● **Problème à résoudre**: Poursuivez le texte sur l'imam Malik et l'école malikite en reprenant juste après sa dernière phrase.

Il fit le choix surprenant d’épouser une esclave pour laquelle il avait beaucoup d’estime. Il eut avec elle trois fils (Muhammad, Hammad et Yahya), et une fille appelée Fatima. Cette dernière connaissait le Mouwatta (recueil de l’imam Malik) par cœur et était plus éruditesque ses frères. Elle participait aux cours de son père en se tenant derrière la porte sur laquelle elle frappait lorsqu’un élève se trompait. Son père Malik demandait alors à l’étudiant de reprendre le passage où il s’était trompé.

Principes du malikisme :

La principale particularité de cette école est l’attachement à la Sounna telle qu’elle a été transmise par les grands savants médinois. Malik est donc le lien entre la communauté musulmane et le savoir du hadith. Il avait la certitude que les habitants de Médine étaient les plus connaisseurs du hadith, et ne voyait donc aucune utilité de voyager à la quête du savoir.

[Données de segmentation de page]
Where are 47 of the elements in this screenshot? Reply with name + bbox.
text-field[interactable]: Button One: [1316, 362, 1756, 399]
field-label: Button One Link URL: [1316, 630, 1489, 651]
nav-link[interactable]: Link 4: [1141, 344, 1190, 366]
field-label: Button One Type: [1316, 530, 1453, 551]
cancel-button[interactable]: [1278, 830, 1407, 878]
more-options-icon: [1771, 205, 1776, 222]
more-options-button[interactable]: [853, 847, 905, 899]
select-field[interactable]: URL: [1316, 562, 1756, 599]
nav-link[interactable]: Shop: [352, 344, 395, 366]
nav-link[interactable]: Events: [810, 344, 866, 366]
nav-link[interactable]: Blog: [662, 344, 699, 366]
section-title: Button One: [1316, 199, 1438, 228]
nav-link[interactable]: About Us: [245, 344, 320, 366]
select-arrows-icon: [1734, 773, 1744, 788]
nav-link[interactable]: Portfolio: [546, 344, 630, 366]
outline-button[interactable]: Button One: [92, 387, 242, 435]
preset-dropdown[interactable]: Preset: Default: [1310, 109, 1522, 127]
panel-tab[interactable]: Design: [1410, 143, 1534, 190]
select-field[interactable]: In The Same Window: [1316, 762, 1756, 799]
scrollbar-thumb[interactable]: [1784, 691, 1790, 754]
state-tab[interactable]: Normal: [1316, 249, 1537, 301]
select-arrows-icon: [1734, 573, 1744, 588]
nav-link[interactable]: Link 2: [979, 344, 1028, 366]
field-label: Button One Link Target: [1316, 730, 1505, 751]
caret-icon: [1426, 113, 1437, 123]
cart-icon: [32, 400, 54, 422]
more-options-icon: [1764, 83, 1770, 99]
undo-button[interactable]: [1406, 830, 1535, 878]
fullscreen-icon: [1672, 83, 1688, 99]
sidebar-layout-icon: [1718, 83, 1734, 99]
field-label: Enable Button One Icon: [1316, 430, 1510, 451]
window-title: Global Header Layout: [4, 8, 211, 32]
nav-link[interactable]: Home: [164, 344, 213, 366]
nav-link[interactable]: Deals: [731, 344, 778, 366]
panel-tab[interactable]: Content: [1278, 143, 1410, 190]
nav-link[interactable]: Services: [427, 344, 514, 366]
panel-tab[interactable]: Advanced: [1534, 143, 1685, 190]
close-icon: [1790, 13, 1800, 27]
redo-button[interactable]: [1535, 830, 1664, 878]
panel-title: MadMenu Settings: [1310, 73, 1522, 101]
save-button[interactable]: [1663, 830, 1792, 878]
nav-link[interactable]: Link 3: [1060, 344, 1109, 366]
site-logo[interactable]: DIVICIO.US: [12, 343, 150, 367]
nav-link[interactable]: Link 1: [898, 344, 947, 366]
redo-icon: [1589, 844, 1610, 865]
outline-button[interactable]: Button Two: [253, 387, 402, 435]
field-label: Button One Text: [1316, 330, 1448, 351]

● **Résultat obtenu**:
Son œuvre majeure s’intitule Al-Mouwatta (la voie aplanie), elle est le fruit d’un travail de pas moins de quarante années, afin de ne recueillir que les ahadith les plus authentiques avec des transmetteurs de qualité. Comme son nom l’indique, ce recueil se veut un exposé clair de la jurisprudence islamique avec les narrations prophétiques les plus authentiques, d’après les habitants du Hijâz, les paroles des Compagnons, celles des Successeurs et ceux après eux. Cet ouvrage reflète la pensée du malikisme dont voici quelques principes :

  • l’analogie (qiyas), l’effort d’interprétation (ijtihad), et le consensus (ijma) qui caractérisent les 4 écoles ;
  • la pratique des Médinois : l’opinion des savants de Médine constitue une source de droit compte tenue de l’importance sacrée de cette ville ;
  • l’intérêt général de la société ;
  • la préférence juridique. C’est une exception à la règle pour éviter un mal ou pour une nécessité. (Malik se base par exemple sur le cas du calife ‘Umar ibn al-Khattab qui avait suspendu le châtiment du voleur en temps de famine) ;
  • la prévention des moyens qui peuvent entraîner un mal ;
  • la législation de nos prédécesseurs ;
  • les us et coutumes (le malikisme accorde une grande importance aux coutumes d’une société s’ils ne contredisent pas la loi divine) ;
  • prendre en considération la divergence.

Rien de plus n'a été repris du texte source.